TASK DETAILS: Find every line containing the word "JSON" and report the count, nothing more.

## start RECORDS FOR THIS TASK

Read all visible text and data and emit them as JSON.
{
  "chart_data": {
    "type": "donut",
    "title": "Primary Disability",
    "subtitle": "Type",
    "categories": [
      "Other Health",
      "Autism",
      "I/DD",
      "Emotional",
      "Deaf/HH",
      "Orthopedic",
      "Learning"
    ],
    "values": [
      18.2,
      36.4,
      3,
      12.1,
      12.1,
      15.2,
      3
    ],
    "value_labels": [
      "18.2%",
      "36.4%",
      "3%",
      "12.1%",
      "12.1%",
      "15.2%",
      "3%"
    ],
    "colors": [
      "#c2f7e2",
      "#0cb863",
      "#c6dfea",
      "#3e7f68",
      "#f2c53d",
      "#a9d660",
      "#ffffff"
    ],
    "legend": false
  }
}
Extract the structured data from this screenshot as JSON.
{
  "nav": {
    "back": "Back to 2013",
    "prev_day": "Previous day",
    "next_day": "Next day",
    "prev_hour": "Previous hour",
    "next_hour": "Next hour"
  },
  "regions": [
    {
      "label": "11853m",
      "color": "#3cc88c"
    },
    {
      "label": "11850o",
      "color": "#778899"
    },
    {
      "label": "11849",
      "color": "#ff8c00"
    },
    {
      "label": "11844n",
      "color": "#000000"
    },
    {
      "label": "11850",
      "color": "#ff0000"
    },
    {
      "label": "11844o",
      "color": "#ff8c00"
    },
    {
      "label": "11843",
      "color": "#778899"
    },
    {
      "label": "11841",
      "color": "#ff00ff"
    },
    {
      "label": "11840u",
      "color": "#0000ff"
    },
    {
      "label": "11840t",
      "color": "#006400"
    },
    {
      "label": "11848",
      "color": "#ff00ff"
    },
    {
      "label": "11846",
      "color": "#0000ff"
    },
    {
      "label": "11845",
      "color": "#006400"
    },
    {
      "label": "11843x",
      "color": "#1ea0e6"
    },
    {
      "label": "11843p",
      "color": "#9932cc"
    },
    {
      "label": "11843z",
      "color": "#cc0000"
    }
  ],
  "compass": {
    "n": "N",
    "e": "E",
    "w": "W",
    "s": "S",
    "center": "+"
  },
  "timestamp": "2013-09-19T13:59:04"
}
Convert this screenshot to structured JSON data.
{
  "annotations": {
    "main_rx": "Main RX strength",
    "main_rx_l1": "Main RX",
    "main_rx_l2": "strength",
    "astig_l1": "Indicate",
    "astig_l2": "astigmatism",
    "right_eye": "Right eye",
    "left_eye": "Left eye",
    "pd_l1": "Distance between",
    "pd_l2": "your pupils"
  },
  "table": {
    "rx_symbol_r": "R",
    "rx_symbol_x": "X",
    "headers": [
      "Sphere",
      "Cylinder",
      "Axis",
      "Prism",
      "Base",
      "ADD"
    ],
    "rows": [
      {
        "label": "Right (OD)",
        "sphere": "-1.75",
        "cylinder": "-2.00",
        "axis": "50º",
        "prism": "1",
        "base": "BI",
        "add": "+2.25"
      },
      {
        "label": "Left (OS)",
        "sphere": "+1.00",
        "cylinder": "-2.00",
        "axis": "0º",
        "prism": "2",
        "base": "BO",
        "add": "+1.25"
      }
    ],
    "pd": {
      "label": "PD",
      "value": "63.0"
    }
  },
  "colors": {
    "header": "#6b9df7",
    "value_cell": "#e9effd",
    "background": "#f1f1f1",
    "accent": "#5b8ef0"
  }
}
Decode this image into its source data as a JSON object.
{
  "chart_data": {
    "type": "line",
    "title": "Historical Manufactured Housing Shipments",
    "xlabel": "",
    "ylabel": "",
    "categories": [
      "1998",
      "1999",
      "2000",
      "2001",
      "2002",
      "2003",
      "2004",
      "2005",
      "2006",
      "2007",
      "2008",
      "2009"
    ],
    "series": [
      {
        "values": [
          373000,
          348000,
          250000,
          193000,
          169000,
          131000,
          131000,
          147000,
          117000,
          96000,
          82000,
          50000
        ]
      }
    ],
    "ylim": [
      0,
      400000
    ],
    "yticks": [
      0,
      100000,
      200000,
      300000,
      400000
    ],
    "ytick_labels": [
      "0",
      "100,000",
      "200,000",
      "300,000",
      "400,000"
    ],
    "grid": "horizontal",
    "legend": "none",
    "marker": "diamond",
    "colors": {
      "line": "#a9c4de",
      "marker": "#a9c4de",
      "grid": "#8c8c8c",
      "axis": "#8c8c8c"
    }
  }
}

## end RECORDS FOR THIS TASK

PROBLEM SOLUTION: 4